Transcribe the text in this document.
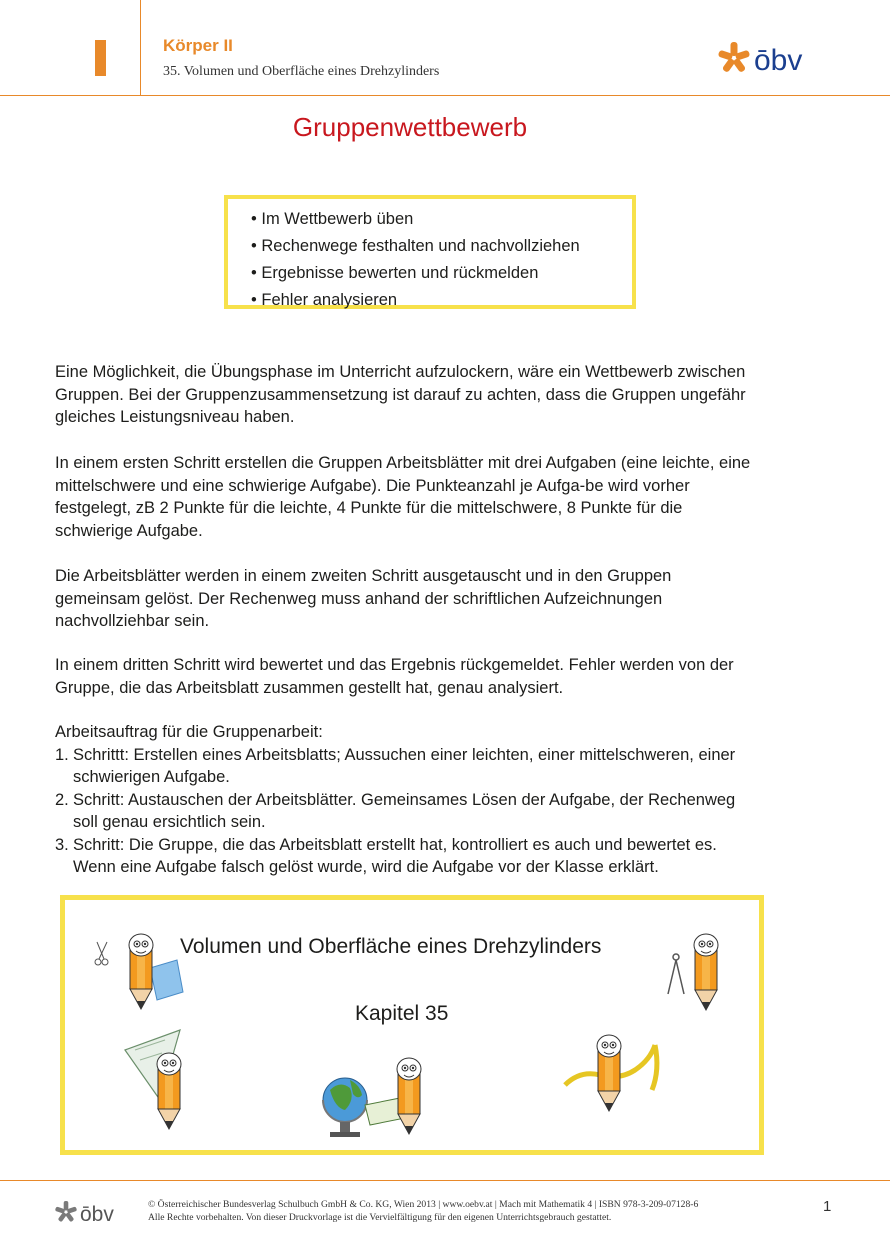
Körper II
35. Volumen und Oberfläche eines Drehzylinders	ōbv
Gruppenwettbewerb
• Im Wettbewerb üben
• Rechenwege festhalten und nachvollziehen
• Ergebnisse bewerten und rückmelden
• Fehler analysieren

Eine Möglichkeit, die Übungsphase im Unterricht aufzulockern, wäre ein Wettbewerb zwischen Gruppen. Bei der Gruppenzusammensetzung ist darauf zu achten, dass die Gruppen ungefähr gleiches Leistungsniveau haben.

In einem ersten Schritt erstellen die Gruppen Arbeitsblätter mit drei Aufgaben (eine leichte, eine mittelschwere und eine schwierige Aufgabe). Die Punkteanzahl je Aufga-be wird vorher festgelegt, zB 2 Punkte für die leichte, 4 Punkte für die mittelschwere, 8 Punkte für die schwierige Aufgabe.

Die Arbeitsblätter werden in einem zweiten Schritt ausgetauscht und in den Gruppen gemeinsam gelöst. Der Rechenweg muss anhand der schriftlichen Aufzeichnungen nachvollziehbar sein.

In einem dritten Schritt wird bewertet und das Ergebnis rückgemeldet. Fehler werden von der Gruppe, die das Arbeitsblatt zusammen gestellt hat, genau analysiert.

Arbeitsauftrag für die Gruppenarbeit:

1. Schrittt: Erstellen eines Arbeitsblatts; Aussuchen einer leichten, einer mittelschweren, einer schwierigen Aufgabe.
2. Schritt: Austauschen der Arbeitsblätter. Gemeinsames Lösen der Aufgabe, der Rechenweg soll genau ersichtlich sein.
3. Schritt: Die Gruppe, die das Arbeitsblatt erstellt hat, kontrolliert es auch und bewertet es. Wenn eine Aufgabe falsch gelöst wurde, wird die Aufgabe vor der Klasse erklärt.
Volumen und Oberfläche eines Drehzylinders
Kapitel 35
ōbv	© Österreichischer Bundesverlag Schulbuch GmbH & Co. KG, Wien 2013 | www.oebv.at | Mach mit Mathematik 4 | ISBN 978-3-209-07128-6
Alle Rechte vorbehalten. Von dieser Druckvorlage ist die Vervielfältigung für den eigenen Unterrichtsgebrauch gestattet.
1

● **What needs to be done**
Reproduce all the records verbatim, excluding images.

● **Response below**
Transcribe the text in this document.
Körper II
35. Volumen und Oberfläche eines Drehzylinders	ōbv
Gruppenwettbewerb
• Im Wettbewerb üben
• Rechenwege festhalten und nachvollziehen
• Ergebnisse bewerten und rückmelden
• Fehler analysieren

Eine Möglichkeit, die Übungsphase im Unterricht aufzulockern, wäre ein Wettbewerb zwischen Gruppen. Bei der Gruppenzusammensetzung ist darauf zu achten, dass die Gruppen ungefähr gleiches Leistungsniveau haben.

In einem ersten Schritt erstellen die Gruppen Arbeitsblätter mit drei Aufgaben (eine leichte, eine mittelschwere und eine schwierige Aufgabe). Die Punkteanzahl je Aufga-be wird vorher festgelegt, zB 2 Punkte für die leichte, 4 Punkte für die mittelschwere, 8 Punkte für die schwierige Aufgabe.

Die Arbeitsblätter werden in einem zweiten Schritt ausgetauscht und in den Gruppen gemeinsam gelöst. Der Rechenweg muss anhand der schriftlichen Aufzeichnungen nachvollziehbar sein.

In einem dritten Schritt wird bewertet und das Ergebnis rückgemeldet. Fehler werden von der Gruppe, die das Arbeitsblatt zusammen gestellt hat, genau analysiert.

Arbeitsauftrag für die Gruppenarbeit:

1. Schrittt: Erstellen eines Arbeitsblatts; Aussuchen einer leichten, einer mittelschweren, einer schwierigen Aufgabe.
2. Schritt: Austauschen der Arbeitsblätter. Gemeinsames Lösen der Aufgabe, der Rechenweg soll genau ersichtlich sein.
3. Schritt: Die Gruppe, die das Arbeitsblatt erstellt hat, kontrolliert es auch und bewertet es. Wenn eine Aufgabe falsch gelöst wurde, wird die Aufgabe vor der Klasse erklärt.
Volumen und Oberfläche eines Drehzylinders
Kapitel 35
ōbv	© Österreichischer Bundesverlag Schulbuch GmbH & Co. KG, Wien 2013 | www.oebv.at | Mach mit Mathematik 4 | ISBN 978-3-209-07128-6
Alle Rechte vorbehalten. Von dieser Druckvorlage ist die Vervielfältigung für den eigenen Unterrichtsgebrauch gestattet.
1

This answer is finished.